WHAT NEEDS TO BE DONE - Show, in full, each line of the data that contains "title".
[Begin]
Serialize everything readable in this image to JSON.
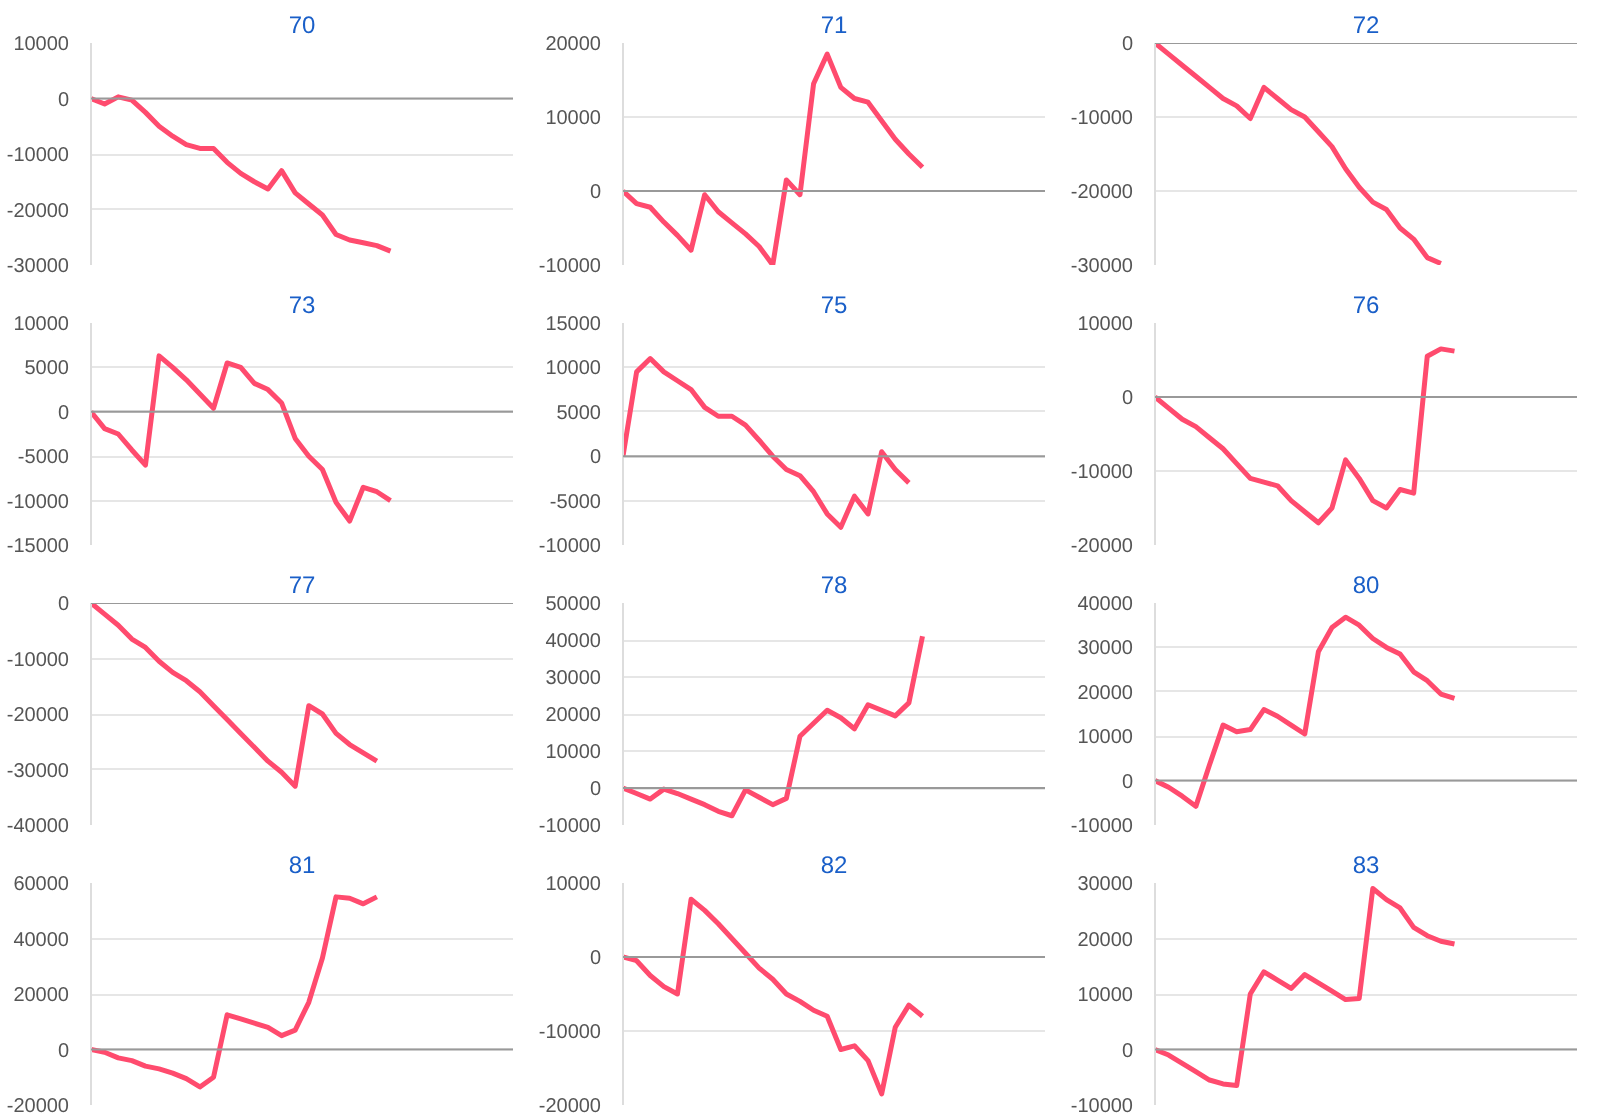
{
  "chart_data": [
    {
      "type": "line",
      "title": "70",
      "color": "#ff4b6e",
      "grid": "y",
      "tick_labels": "y",
      "ylim": [
        -30000,
        10000
      ],
      "yticks": [
        -30000,
        -20000,
        -10000,
        0,
        10000
      ],
      "ref_lines": [
        {
          "axis": "y",
          "value": 0,
          "color": "#999999"
        }
      ],
      "categories": [
        null,
        null,
        null,
        null,
        null,
        null,
        null,
        null,
        null,
        null,
        null,
        null,
        null,
        null,
        null,
        null,
        null,
        null,
        null,
        null,
        null,
        null,
        null,
        null,
        null,
        null,
        null,
        null,
        null,
        null,
        null,
        null
      ],
      "values": [
        0,
        -1000,
        300,
        -300,
        -2500,
        -5000,
        -6800,
        -8300,
        -9000,
        -9000,
        -11500,
        -13500,
        -15000,
        -16300,
        -13000,
        -17000,
        -19000,
        -21000,
        -24500,
        -25500,
        -26000,
        -26500,
        -27500,
        null,
        null,
        null,
        null,
        null,
        null,
        null,
        null,
        null
      ]
    },
    {
      "type": "line",
      "title": "71",
      "color": "#ff4b6e",
      "grid": "y",
      "tick_labels": "y",
      "ylim": [
        -10000,
        20000
      ],
      "yticks": [
        -10000,
        0,
        10000,
        20000
      ],
      "ref_lines": [
        {
          "axis": "y",
          "value": 0,
          "color": "#999999"
        }
      ],
      "categories": [
        null,
        null,
        null,
        null,
        null,
        null,
        null,
        null,
        null,
        null,
        null,
        null,
        null,
        null,
        null,
        null,
        null,
        null,
        null,
        null,
        null,
        null,
        null,
        null,
        null,
        null,
        null,
        null,
        null,
        null,
        null,
        null
      ],
      "values": [
        0,
        -1700,
        -2200,
        -4200,
        -6000,
        -8000,
        -500,
        -2800,
        -4300,
        -5800,
        -7500,
        -10000,
        1500,
        -500,
        14500,
        18500,
        14000,
        12500,
        12000,
        9500,
        7000,
        5000,
        3200,
        null,
        null,
        null,
        null,
        null,
        null,
        null,
        null,
        null
      ]
    },
    {
      "type": "line",
      "title": "72",
      "color": "#ff4b6e",
      "grid": "y",
      "tick_labels": "y",
      "ylim": [
        -30000,
        0
      ],
      "yticks": [
        -30000,
        -20000,
        -10000,
        0
      ],
      "ref_lines": [
        {
          "axis": "y",
          "value": 0,
          "color": "#999999"
        }
      ],
      "categories": [
        null,
        null,
        null,
        null,
        null,
        null,
        null,
        null,
        null,
        null,
        null,
        null,
        null,
        null,
        null,
        null,
        null,
        null,
        null,
        null,
        null,
        null,
        null,
        null,
        null,
        null,
        null,
        null,
        null,
        null,
        null,
        null
      ],
      "values": [
        0,
        -1500,
        -3000,
        -4500,
        -6000,
        -7500,
        -8500,
        -10200,
        -6000,
        -7500,
        -9000,
        -10000,
        -12000,
        -14000,
        -17000,
        -19500,
        -21500,
        -22500,
        -25000,
        -26500,
        -29000,
        -29800,
        null,
        null,
        null,
        null,
        null,
        null,
        null,
        null,
        null,
        null
      ]
    },
    {
      "type": "line",
      "title": "73",
      "color": "#ff4b6e",
      "grid": "y",
      "tick_labels": "y",
      "ylim": [
        -15000,
        10000
      ],
      "yticks": [
        -15000,
        -10000,
        -5000,
        0,
        5000,
        10000
      ],
      "ref_lines": [
        {
          "axis": "y",
          "value": 0,
          "color": "#999999"
        }
      ],
      "categories": [
        null,
        null,
        null,
        null,
        null,
        null,
        null,
        null,
        null,
        null,
        null,
        null,
        null,
        null,
        null,
        null,
        null,
        null,
        null,
        null,
        null,
        null,
        null,
        null,
        null,
        null,
        null,
        null,
        null,
        null,
        null,
        null
      ],
      "values": [
        0,
        -1900,
        -2500,
        -4300,
        -6000,
        6300,
        5000,
        3600,
        2000,
        400,
        5500,
        5000,
        3200,
        2500,
        1000,
        -3000,
        -5000,
        -6500,
        -10200,
        -12300,
        -8500,
        -9000,
        -10000,
        null,
        null,
        null,
        null,
        null,
        null,
        null,
        null,
        null
      ]
    },
    {
      "type": "line",
      "title": "75",
      "color": "#ff4b6e",
      "grid": "y",
      "tick_labels": "y",
      "ylim": [
        -10000,
        15000
      ],
      "yticks": [
        -10000,
        -5000,
        0,
        5000,
        10000,
        15000
      ],
      "ref_lines": [
        {
          "axis": "y",
          "value": 0,
          "color": "#999999"
        }
      ],
      "categories": [
        null,
        null,
        null,
        null,
        null,
        null,
        null,
        null,
        null,
        null,
        null,
        null,
        null,
        null,
        null,
        null,
        null,
        null,
        null,
        null,
        null,
        null,
        null,
        null,
        null,
        null,
        null,
        null,
        null,
        null,
        null,
        null
      ],
      "values": [
        0,
        9500,
        11000,
        9500,
        8500,
        7500,
        5500,
        4500,
        4500,
        3500,
        1800,
        0,
        -1500,
        -2200,
        -4000,
        -6500,
        -8000,
        -4500,
        -6500,
        500,
        -1500,
        -3000,
        null,
        null,
        null,
        null,
        null,
        null,
        null,
        null,
        null,
        null
      ]
    },
    {
      "type": "line",
      "title": "76",
      "color": "#ff4b6e",
      "grid": "y",
      "tick_labels": "y",
      "ylim": [
        -20000,
        10000
      ],
      "yticks": [
        -20000,
        -10000,
        0,
        10000
      ],
      "ref_lines": [
        {
          "axis": "y",
          "value": 0,
          "color": "#999999"
        }
      ],
      "categories": [
        null,
        null,
        null,
        null,
        null,
        null,
        null,
        null,
        null,
        null,
        null,
        null,
        null,
        null,
        null,
        null,
        null,
        null,
        null,
        null,
        null,
        null,
        null,
        null,
        null,
        null,
        null,
        null,
        null,
        null,
        null,
        null
      ],
      "values": [
        0,
        -1500,
        -3000,
        -4000,
        -5500,
        -7000,
        -9000,
        -11000,
        -11500,
        -12000,
        -14000,
        -15500,
        -17000,
        -15000,
        -8500,
        -11000,
        -14000,
        -15000,
        -12500,
        -13000,
        5500,
        6500,
        6200,
        null,
        null,
        null,
        null,
        null,
        null,
        null,
        null,
        null
      ]
    },
    {
      "type": "line",
      "title": "77",
      "color": "#ff4b6e",
      "grid": "y",
      "tick_labels": "y",
      "ylim": [
        -40000,
        0
      ],
      "yticks": [
        -40000,
        -30000,
        -20000,
        -10000,
        0
      ],
      "ref_lines": [
        {
          "axis": "y",
          "value": 0,
          "color": "#999999"
        }
      ],
      "categories": [
        null,
        null,
        null,
        null,
        null,
        null,
        null,
        null,
        null,
        null,
        null,
        null,
        null,
        null,
        null,
        null,
        null,
        null,
        null,
        null,
        null,
        null,
        null,
        null,
        null,
        null,
        null,
        null,
        null,
        null,
        null,
        null
      ],
      "values": [
        0,
        -2000,
        -4000,
        -6500,
        -8000,
        -10500,
        -12500,
        -14000,
        -16000,
        -18500,
        -21000,
        -23500,
        -26000,
        -28500,
        -30500,
        -33000,
        -18500,
        -20000,
        -23500,
        -25500,
        -27000,
        -28500,
        null,
        null,
        null,
        null,
        null,
        null,
        null,
        null,
        null,
        null
      ]
    },
    {
      "type": "line",
      "title": "78",
      "color": "#ff4b6e",
      "grid": "y",
      "tick_labels": "y",
      "ylim": [
        -10000,
        50000
      ],
      "yticks": [
        -10000,
        0,
        10000,
        20000,
        30000,
        40000,
        50000
      ],
      "ref_lines": [
        {
          "axis": "y",
          "value": 0,
          "color": "#999999"
        }
      ],
      "categories": [
        null,
        null,
        null,
        null,
        null,
        null,
        null,
        null,
        null,
        null,
        null,
        null,
        null,
        null,
        null,
        null,
        null,
        null,
        null,
        null,
        null,
        null,
        null,
        null,
        null,
        null,
        null,
        null,
        null,
        null,
        null,
        null
      ],
      "values": [
        0,
        -1500,
        -3000,
        -300,
        -1500,
        -3000,
        -4500,
        -6300,
        -7500,
        -500,
        -2500,
        -4500,
        -2800,
        14000,
        17500,
        21000,
        19000,
        16000,
        22500,
        21000,
        19500,
        23000,
        41000,
        null,
        null,
        null,
        null,
        null,
        null,
        null,
        null,
        null
      ]
    },
    {
      "type": "line",
      "title": "80",
      "color": "#ff4b6e",
      "grid": "y",
      "tick_labels": "y",
      "ylim": [
        -10000,
        40000
      ],
      "yticks": [
        -10000,
        0,
        10000,
        20000,
        30000,
        40000
      ],
      "ref_lines": [
        {
          "axis": "y",
          "value": 0,
          "color": "#999999"
        }
      ],
      "categories": [
        null,
        null,
        null,
        null,
        null,
        null,
        null,
        null,
        null,
        null,
        null,
        null,
        null,
        null,
        null,
        null,
        null,
        null,
        null,
        null,
        null,
        null,
        null,
        null,
        null,
        null,
        null,
        null,
        null,
        null,
        null,
        null
      ],
      "values": [
        0,
        -1500,
        -3500,
        -5800,
        3500,
        12500,
        11000,
        11500,
        16000,
        14500,
        12500,
        10500,
        29000,
        34500,
        36800,
        35000,
        32000,
        30000,
        28500,
        24500,
        22500,
        19500,
        18500,
        null,
        null,
        null,
        null,
        null,
        null,
        null,
        null,
        null
      ]
    },
    {
      "type": "line",
      "title": "81",
      "color": "#ff4b6e",
      "grid": "y",
      "tick_labels": "y",
      "ylim": [
        -20000,
        60000
      ],
      "yticks": [
        -20000,
        0,
        20000,
        40000,
        60000
      ],
      "ref_lines": [
        {
          "axis": "y",
          "value": 0,
          "color": "#999999"
        }
      ],
      "categories": [
        null,
        null,
        null,
        null,
        null,
        null,
        null,
        null,
        null,
        null,
        null,
        null,
        null,
        null,
        null,
        null,
        null,
        null,
        null,
        null,
        null,
        null,
        null,
        null,
        null,
        null,
        null,
        null,
        null,
        null,
        null,
        null
      ],
      "values": [
        0,
        -1000,
        -3000,
        -4000,
        -6000,
        -7000,
        -8500,
        -10500,
        -13500,
        -10000,
        12500,
        11000,
        9500,
        8000,
        5000,
        7000,
        17000,
        33000,
        55000,
        54500,
        52500,
        55000,
        null,
        null,
        null,
        null,
        null,
        null,
        null,
        null,
        null,
        null
      ]
    },
    {
      "type": "line",
      "title": "82",
      "color": "#ff4b6e",
      "grid": "y",
      "tick_labels": "y",
      "ylim": [
        -20000,
        10000
      ],
      "yticks": [
        -20000,
        -10000,
        0,
        10000
      ],
      "ref_lines": [
        {
          "axis": "y",
          "value": 0,
          "color": "#999999"
        }
      ],
      "categories": [
        null,
        null,
        null,
        null,
        null,
        null,
        null,
        null,
        null,
        null,
        null,
        null,
        null,
        null,
        null,
        null,
        null,
        null,
        null,
        null,
        null,
        null,
        null,
        null,
        null,
        null,
        null,
        null,
        null,
        null,
        null,
        null
      ],
      "values": [
        0,
        -500,
        -2500,
        -4000,
        -5000,
        7800,
        6300,
        4500,
        2500,
        500,
        -1500,
        -3000,
        -5000,
        -6000,
        -7200,
        -8000,
        -12500,
        -12000,
        -14000,
        -18500,
        -9500,
        -6500,
        -8000,
        null,
        null,
        null,
        null,
        null,
        null,
        null,
        null,
        null
      ]
    },
    {
      "type": "line",
      "title": "83",
      "color": "#ff4b6e",
      "grid": "y",
      "tick_labels": "y",
      "ylim": [
        -10000,
        30000
      ],
      "yticks": [
        -10000,
        0,
        10000,
        20000,
        30000
      ],
      "ref_lines": [
        {
          "axis": "y",
          "value": 0,
          "color": "#999999"
        }
      ],
      "categories": [
        null,
        null,
        null,
        null,
        null,
        null,
        null,
        null,
        null,
        null,
        null,
        null,
        null,
        null,
        null,
        null,
        null,
        null,
        null,
        null,
        null,
        null,
        null,
        null,
        null,
        null,
        null,
        null,
        null,
        null,
        null,
        null
      ],
      "values": [
        0,
        -1000,
        -2500,
        -4000,
        -5500,
        -6200,
        -6500,
        10000,
        14000,
        12500,
        11000,
        13500,
        12000,
        10500,
        9000,
        9200,
        29000,
        27000,
        25500,
        22000,
        20500,
        19500,
        19000,
        null,
        null,
        null,
        null,
        null,
        null,
        null,
        null,
        null
      ]
    }
  ]
}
[End]
OUTPUT BELOW -
      "title": "70",
      "title": "71",
      "title": "72",
      "title": "73",
      "title": "75",
      "title": "76",
      "title": "77",
      "title": "78",
      "title": "80",
      "title": "81",
      "title": "82",
      "title": "83",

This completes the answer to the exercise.